▶ _Stated exercise_
Wherever the word "document" shows up in a line, please copy that line.

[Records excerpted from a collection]
★ ★ ★
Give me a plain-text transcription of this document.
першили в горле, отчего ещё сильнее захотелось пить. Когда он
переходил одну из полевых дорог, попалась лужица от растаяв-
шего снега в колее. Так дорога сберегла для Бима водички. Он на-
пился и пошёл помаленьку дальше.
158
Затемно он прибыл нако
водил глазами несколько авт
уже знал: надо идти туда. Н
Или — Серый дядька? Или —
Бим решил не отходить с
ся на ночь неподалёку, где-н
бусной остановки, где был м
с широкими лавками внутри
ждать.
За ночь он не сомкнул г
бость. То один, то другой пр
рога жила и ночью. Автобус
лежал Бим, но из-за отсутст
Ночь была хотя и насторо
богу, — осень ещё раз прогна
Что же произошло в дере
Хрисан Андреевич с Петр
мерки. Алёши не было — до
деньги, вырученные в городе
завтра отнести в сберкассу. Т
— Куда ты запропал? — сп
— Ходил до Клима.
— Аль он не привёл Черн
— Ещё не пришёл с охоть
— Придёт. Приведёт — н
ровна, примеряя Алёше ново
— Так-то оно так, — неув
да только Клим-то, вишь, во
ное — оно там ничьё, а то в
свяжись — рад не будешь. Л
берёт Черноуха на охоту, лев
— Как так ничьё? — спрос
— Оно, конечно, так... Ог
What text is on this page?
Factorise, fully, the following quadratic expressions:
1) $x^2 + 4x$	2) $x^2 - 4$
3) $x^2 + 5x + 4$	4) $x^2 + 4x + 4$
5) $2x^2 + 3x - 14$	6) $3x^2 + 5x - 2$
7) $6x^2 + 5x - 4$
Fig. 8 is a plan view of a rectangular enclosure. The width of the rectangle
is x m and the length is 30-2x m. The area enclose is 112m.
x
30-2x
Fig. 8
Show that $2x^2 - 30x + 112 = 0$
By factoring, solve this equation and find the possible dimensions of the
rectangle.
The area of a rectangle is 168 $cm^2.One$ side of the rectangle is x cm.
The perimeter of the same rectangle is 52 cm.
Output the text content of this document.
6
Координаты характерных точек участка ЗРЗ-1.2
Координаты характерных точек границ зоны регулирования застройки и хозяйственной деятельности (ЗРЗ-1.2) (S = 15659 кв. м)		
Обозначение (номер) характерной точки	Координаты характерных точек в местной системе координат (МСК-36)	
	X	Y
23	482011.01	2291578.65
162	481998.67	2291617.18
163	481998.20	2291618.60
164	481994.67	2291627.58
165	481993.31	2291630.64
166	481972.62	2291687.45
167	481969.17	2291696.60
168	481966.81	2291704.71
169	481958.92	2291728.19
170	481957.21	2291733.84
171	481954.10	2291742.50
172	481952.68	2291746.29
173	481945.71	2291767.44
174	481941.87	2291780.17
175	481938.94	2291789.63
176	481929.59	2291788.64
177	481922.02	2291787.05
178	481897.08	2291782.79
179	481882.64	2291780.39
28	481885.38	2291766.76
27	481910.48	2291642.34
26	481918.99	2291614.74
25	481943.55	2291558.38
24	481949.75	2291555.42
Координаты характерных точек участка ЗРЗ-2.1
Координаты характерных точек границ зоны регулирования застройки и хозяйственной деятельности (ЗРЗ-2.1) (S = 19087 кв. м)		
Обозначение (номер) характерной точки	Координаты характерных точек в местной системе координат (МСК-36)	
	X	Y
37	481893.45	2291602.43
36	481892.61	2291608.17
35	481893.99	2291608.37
★ ★ ★
▶ _Response to the task_
Give me a plain-text transcription of this document.
Output the text content of this document.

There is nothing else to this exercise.